→ **Records for processing**:
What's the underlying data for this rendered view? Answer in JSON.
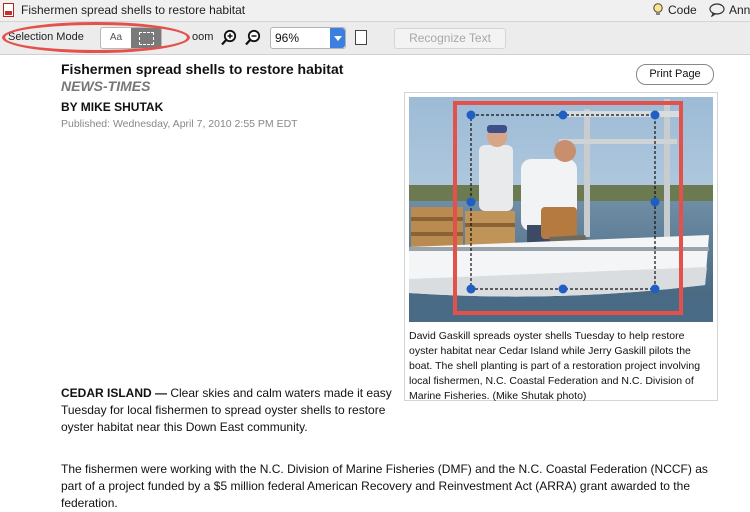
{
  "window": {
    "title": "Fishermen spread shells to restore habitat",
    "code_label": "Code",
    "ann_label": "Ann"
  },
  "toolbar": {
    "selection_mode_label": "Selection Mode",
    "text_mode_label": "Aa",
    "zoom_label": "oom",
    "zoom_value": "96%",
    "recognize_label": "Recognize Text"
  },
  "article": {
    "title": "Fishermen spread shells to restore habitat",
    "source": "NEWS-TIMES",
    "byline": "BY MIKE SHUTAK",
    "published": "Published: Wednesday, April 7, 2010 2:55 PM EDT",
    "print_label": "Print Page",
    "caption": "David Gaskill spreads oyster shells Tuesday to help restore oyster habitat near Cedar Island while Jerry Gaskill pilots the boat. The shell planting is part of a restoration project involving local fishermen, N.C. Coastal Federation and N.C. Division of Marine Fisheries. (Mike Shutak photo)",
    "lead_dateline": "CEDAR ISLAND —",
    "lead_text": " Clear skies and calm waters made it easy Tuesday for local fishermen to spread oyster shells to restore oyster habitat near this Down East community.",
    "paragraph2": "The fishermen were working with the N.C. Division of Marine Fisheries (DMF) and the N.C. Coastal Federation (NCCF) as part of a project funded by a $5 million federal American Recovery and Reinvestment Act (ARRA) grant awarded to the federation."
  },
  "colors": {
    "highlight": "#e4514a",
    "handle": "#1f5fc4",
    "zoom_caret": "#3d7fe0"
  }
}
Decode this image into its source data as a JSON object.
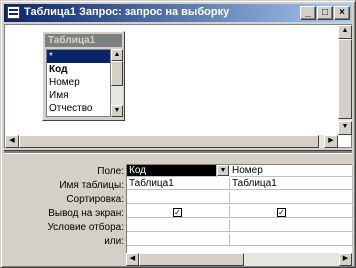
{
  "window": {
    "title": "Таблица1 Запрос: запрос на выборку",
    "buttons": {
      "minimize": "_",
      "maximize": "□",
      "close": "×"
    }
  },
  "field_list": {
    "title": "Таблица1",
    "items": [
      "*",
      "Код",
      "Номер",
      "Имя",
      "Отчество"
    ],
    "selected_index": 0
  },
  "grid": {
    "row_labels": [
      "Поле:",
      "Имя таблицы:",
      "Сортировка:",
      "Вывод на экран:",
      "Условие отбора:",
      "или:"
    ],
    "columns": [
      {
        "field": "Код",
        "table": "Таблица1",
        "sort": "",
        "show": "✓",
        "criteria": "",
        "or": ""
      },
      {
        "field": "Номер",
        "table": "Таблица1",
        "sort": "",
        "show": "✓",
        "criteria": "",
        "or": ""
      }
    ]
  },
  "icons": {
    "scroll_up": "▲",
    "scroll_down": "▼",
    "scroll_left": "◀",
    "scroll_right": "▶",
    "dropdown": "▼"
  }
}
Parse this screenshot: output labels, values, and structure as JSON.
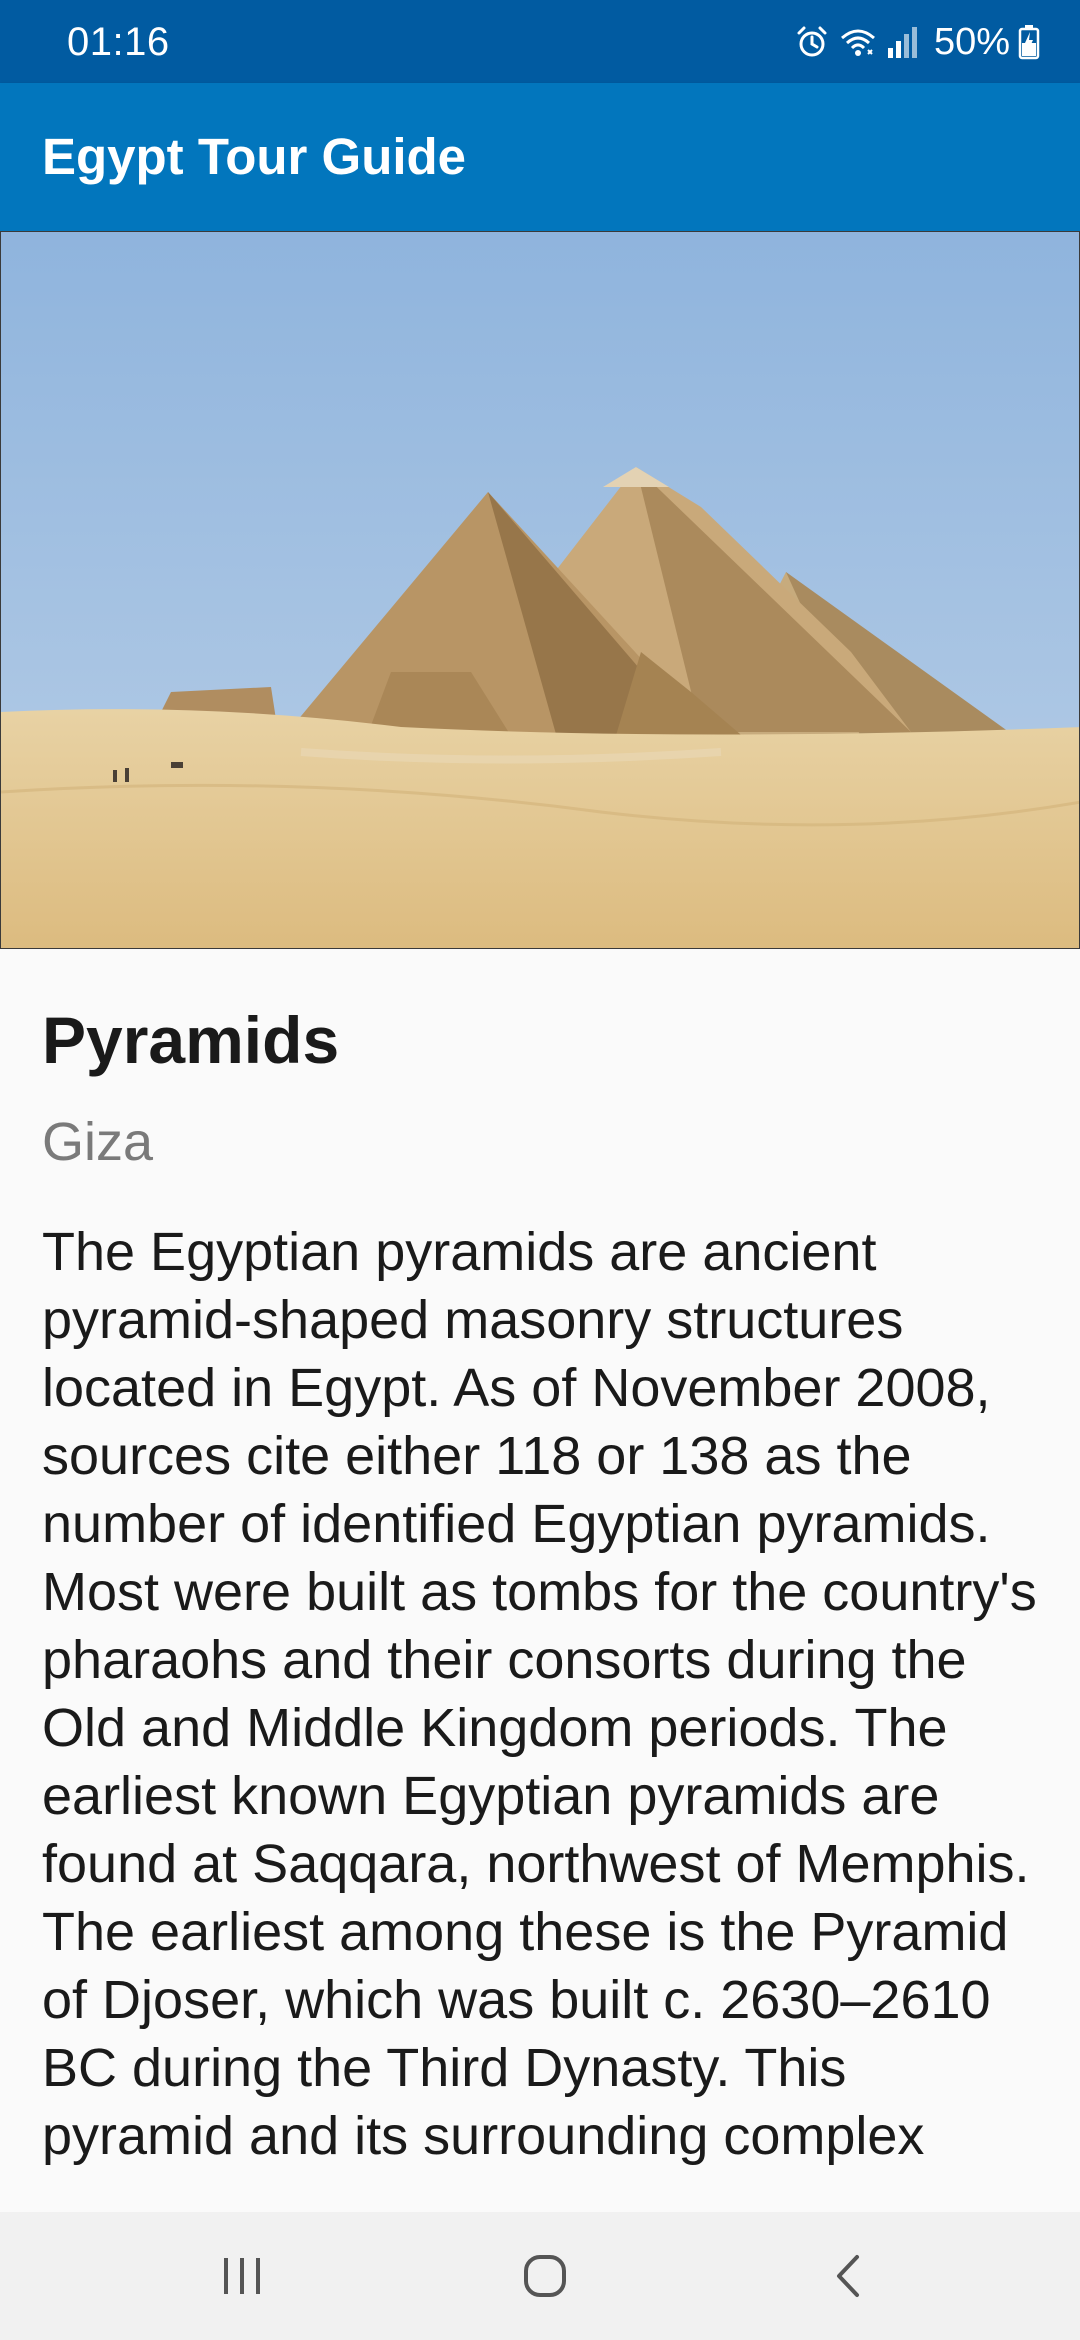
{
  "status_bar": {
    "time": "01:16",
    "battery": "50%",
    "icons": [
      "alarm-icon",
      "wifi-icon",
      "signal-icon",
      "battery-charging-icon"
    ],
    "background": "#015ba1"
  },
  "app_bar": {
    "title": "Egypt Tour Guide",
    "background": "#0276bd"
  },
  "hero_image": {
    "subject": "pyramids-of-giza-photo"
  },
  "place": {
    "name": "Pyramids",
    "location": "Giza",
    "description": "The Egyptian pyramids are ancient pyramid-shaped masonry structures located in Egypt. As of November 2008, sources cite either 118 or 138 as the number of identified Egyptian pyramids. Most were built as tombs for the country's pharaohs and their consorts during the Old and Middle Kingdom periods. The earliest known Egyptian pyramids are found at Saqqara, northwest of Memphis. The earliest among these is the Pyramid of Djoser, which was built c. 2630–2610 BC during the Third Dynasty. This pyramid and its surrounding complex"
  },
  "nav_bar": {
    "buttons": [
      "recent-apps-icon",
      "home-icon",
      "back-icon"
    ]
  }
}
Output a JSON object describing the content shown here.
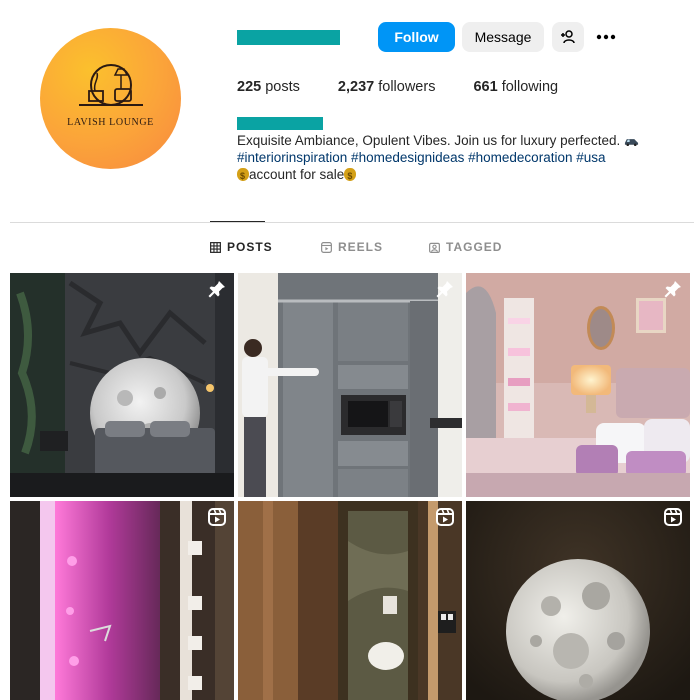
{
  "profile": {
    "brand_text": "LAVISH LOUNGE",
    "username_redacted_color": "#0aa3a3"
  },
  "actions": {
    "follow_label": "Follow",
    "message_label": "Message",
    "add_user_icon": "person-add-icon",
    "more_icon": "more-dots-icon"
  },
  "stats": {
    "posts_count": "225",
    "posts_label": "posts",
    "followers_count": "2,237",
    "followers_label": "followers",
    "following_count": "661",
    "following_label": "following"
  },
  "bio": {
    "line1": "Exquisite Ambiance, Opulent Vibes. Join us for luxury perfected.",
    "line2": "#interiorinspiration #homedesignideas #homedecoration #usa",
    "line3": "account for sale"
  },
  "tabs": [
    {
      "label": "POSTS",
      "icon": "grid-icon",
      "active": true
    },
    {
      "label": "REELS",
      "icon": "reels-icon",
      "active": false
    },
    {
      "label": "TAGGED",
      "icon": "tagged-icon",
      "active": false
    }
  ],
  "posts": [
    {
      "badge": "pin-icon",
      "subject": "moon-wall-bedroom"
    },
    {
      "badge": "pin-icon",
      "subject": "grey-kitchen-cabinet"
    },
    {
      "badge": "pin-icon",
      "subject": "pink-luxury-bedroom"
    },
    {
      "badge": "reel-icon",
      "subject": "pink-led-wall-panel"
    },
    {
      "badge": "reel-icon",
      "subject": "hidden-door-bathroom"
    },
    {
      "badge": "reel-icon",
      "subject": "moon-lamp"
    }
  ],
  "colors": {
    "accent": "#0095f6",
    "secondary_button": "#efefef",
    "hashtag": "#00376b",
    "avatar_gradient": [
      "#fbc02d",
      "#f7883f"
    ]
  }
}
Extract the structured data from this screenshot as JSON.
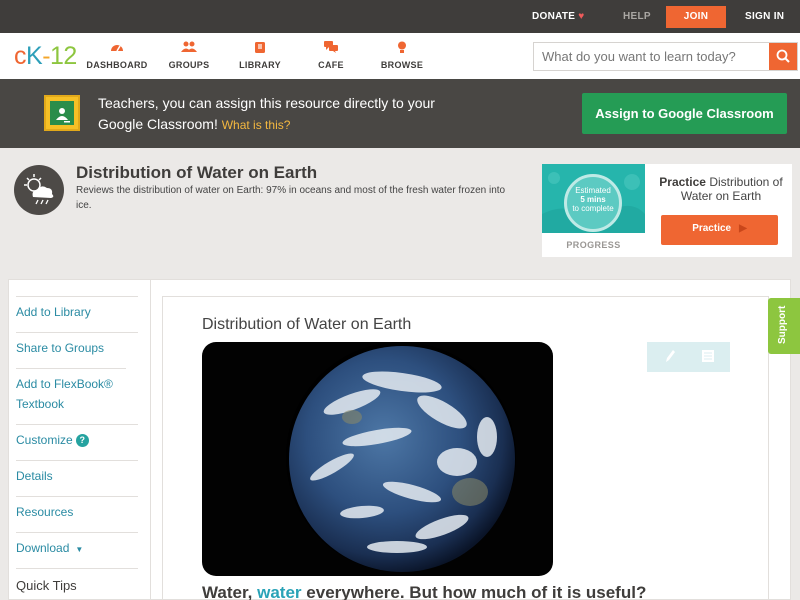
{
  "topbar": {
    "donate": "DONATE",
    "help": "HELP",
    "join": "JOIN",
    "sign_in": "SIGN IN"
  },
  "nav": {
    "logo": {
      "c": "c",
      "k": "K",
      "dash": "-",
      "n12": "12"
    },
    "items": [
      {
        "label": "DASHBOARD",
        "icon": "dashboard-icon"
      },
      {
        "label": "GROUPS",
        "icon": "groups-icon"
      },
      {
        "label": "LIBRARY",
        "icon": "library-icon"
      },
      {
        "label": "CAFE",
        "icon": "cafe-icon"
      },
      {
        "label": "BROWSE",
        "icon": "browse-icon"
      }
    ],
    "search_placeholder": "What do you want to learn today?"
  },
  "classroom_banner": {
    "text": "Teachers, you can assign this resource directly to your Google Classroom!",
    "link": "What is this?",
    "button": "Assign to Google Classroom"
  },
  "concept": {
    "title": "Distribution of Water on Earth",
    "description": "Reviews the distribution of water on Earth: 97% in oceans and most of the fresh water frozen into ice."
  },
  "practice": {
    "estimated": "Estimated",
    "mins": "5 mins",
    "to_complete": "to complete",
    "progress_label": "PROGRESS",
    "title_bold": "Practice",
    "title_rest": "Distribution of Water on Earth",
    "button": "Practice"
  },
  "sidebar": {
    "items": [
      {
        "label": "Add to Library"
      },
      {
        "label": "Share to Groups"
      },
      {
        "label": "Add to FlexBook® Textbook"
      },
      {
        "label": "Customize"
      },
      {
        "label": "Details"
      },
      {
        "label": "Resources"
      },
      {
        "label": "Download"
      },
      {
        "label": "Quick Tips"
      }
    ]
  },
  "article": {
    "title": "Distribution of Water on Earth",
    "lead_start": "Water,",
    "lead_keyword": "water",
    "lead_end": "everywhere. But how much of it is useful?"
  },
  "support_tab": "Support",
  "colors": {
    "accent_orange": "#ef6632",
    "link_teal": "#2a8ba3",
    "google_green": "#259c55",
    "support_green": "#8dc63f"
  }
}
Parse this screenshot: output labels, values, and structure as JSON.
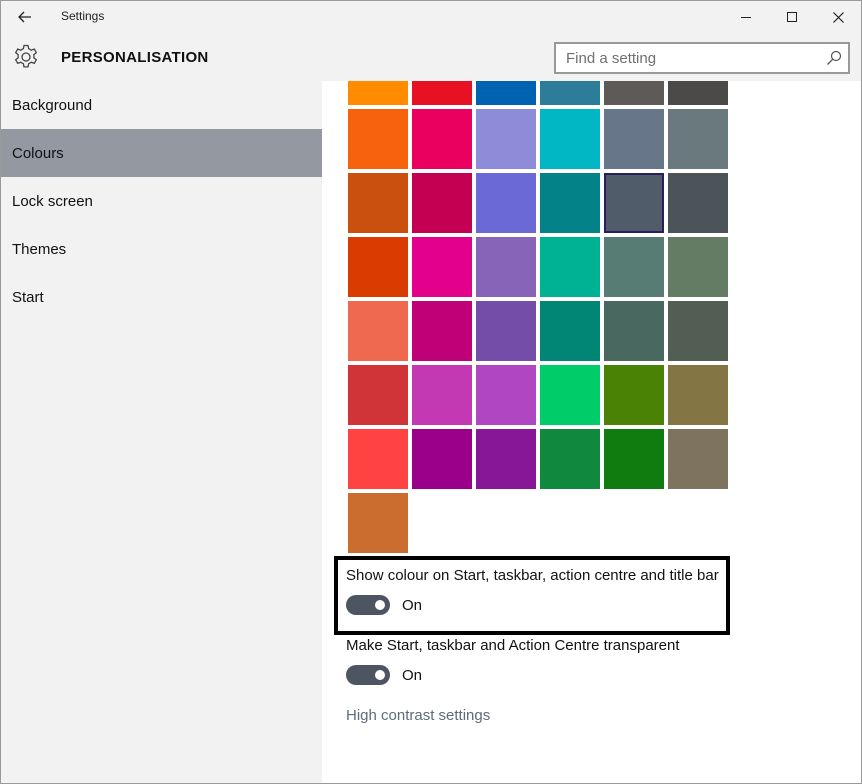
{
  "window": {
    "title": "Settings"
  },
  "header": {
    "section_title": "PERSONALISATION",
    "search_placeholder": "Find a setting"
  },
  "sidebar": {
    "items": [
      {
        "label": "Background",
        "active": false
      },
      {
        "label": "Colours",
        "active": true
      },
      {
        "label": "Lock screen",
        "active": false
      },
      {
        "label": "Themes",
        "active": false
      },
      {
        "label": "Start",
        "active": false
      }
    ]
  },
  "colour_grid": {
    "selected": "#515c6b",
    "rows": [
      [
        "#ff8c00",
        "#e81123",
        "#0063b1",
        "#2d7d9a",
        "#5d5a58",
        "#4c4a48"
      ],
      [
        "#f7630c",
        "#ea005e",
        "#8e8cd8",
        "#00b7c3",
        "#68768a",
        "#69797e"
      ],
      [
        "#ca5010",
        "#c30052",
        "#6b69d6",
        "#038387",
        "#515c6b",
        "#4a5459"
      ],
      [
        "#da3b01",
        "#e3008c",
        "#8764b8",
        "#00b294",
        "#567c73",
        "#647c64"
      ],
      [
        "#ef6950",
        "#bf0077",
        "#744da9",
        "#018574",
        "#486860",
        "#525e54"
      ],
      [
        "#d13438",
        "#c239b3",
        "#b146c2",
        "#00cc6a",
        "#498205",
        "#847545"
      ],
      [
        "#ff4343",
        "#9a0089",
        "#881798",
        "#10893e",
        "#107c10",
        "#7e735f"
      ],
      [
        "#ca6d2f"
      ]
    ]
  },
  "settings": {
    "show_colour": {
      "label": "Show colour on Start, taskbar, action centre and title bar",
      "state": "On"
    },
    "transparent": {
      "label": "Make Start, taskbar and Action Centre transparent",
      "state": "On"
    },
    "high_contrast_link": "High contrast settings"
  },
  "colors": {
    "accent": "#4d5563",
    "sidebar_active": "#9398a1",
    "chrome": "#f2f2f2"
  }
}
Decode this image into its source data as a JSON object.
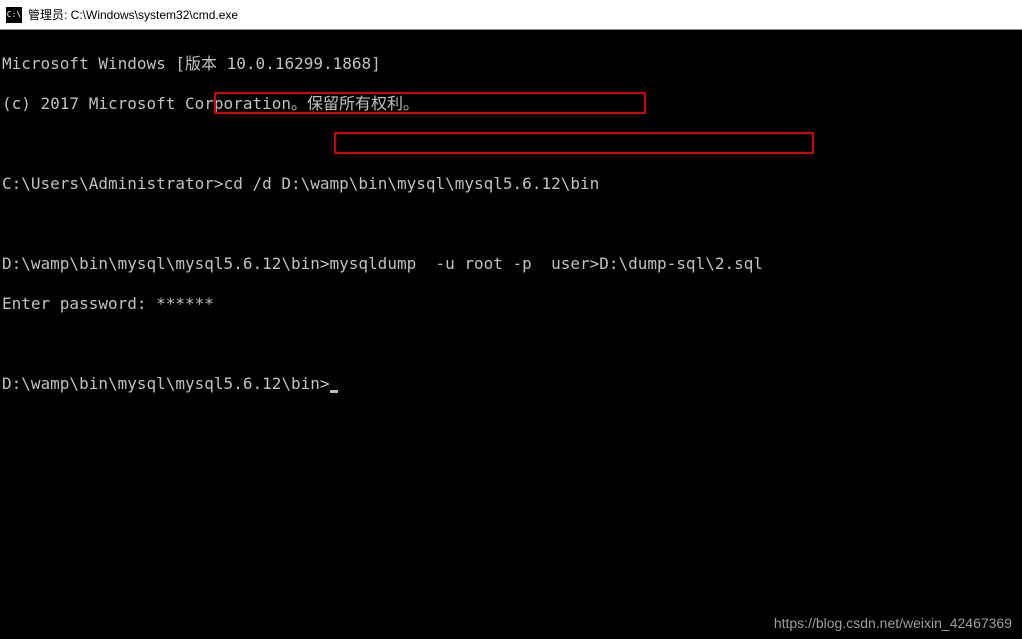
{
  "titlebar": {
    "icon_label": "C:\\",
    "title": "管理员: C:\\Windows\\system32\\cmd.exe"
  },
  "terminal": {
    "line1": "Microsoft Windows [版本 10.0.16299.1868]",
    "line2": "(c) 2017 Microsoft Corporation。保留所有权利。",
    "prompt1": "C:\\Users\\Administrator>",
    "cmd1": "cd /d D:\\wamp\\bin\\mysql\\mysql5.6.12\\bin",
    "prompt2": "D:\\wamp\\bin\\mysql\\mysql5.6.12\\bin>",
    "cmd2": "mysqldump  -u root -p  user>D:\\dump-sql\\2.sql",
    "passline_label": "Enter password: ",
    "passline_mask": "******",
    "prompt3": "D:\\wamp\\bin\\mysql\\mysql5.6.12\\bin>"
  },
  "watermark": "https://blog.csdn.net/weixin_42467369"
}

→ **Task brief**:
Your task is to gather all lines from the entries above that hold the word "data".

→ **Written solution**:
What's the underlying data for this rendered view? Answer in JSON.
Decode this image into its source data as a JSON object.
Extract the structured data from this screenshot as JSON.
Decode this image into its source data as a JSON object.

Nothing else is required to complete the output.